◆ PROBLEM TO SOLVE ◆
Check every line of the entries for the string "Bleeding" and return the ones that contain it.

◆ EXERCISE DATA ◆

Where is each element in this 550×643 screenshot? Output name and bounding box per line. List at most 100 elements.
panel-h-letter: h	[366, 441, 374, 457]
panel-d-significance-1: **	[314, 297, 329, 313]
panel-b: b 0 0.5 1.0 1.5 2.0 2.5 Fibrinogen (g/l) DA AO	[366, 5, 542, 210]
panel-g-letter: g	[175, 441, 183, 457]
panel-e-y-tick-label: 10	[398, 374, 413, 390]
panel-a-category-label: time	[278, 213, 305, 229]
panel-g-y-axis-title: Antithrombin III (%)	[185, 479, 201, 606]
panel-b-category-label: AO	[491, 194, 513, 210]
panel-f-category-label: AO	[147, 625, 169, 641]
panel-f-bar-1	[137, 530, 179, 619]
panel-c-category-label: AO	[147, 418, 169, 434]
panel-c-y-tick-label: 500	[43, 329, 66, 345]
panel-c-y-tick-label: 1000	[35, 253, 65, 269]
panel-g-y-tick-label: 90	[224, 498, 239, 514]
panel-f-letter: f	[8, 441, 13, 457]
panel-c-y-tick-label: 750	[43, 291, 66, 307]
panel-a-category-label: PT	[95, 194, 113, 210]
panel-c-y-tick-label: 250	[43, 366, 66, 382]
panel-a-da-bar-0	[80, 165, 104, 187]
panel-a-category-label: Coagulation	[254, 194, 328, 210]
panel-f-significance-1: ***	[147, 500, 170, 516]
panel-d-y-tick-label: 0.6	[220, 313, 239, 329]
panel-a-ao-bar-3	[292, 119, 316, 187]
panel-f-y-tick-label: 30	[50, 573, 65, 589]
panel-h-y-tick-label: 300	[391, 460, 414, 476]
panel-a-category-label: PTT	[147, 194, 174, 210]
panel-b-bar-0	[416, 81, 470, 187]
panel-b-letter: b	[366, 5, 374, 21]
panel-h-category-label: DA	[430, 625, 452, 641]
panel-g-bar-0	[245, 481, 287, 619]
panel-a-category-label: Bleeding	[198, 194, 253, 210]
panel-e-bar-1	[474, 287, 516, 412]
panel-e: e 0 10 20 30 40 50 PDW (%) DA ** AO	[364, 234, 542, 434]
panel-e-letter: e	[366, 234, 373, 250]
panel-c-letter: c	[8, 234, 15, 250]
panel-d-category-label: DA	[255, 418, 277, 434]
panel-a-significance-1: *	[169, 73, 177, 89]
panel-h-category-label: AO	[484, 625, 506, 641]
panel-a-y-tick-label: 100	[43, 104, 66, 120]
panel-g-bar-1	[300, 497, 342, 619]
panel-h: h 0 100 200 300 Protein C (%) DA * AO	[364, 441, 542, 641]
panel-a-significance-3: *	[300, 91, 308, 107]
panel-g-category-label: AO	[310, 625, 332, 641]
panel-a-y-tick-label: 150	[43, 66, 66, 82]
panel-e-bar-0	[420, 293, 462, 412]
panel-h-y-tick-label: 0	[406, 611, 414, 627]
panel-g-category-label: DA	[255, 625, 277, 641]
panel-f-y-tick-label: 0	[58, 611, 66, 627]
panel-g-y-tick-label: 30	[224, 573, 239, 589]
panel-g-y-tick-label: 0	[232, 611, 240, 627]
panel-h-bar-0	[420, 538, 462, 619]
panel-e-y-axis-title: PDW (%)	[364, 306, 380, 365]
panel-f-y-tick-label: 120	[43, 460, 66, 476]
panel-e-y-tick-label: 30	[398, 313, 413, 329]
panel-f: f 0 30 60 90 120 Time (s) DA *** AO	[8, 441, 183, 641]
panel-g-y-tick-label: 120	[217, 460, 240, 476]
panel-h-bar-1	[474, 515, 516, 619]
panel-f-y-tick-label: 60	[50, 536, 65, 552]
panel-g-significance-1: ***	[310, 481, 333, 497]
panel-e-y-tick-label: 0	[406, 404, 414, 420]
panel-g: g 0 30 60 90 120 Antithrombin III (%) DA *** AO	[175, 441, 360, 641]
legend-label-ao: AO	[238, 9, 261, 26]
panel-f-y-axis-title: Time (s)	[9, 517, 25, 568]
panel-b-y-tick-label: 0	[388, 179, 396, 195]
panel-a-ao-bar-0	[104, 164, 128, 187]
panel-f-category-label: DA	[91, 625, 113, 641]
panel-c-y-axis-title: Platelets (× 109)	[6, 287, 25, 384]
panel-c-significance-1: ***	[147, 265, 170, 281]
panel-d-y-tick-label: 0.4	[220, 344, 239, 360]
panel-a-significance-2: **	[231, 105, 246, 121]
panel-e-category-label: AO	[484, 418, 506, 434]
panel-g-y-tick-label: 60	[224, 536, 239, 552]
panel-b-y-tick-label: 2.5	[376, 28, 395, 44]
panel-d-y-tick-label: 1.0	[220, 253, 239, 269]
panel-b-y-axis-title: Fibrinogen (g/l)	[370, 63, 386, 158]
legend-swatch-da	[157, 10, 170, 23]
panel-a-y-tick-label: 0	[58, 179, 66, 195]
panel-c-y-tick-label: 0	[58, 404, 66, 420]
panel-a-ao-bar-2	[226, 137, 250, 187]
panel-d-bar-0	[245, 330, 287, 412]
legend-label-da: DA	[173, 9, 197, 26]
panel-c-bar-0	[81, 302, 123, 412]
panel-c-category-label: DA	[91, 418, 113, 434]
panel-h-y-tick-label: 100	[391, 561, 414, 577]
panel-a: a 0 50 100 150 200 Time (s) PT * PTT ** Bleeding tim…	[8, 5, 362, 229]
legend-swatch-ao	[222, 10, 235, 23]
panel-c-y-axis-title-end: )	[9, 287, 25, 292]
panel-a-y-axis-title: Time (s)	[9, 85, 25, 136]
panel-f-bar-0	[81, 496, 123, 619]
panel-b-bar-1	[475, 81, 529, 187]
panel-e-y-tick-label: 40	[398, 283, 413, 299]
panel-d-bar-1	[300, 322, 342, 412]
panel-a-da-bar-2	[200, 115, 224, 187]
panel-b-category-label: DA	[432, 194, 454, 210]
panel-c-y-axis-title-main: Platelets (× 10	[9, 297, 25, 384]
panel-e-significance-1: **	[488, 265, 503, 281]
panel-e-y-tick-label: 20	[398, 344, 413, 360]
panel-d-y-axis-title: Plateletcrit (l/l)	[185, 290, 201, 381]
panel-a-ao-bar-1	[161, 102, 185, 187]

◆ SOLUTION FOR THIS EXERCISE ◆
panel-a-category-label: Bleeding	[198, 194, 253, 210]
panel-a: a 0 50 100 150 200 Time (s) PT * PTT ** Bleeding tim…	[8, 5, 362, 229]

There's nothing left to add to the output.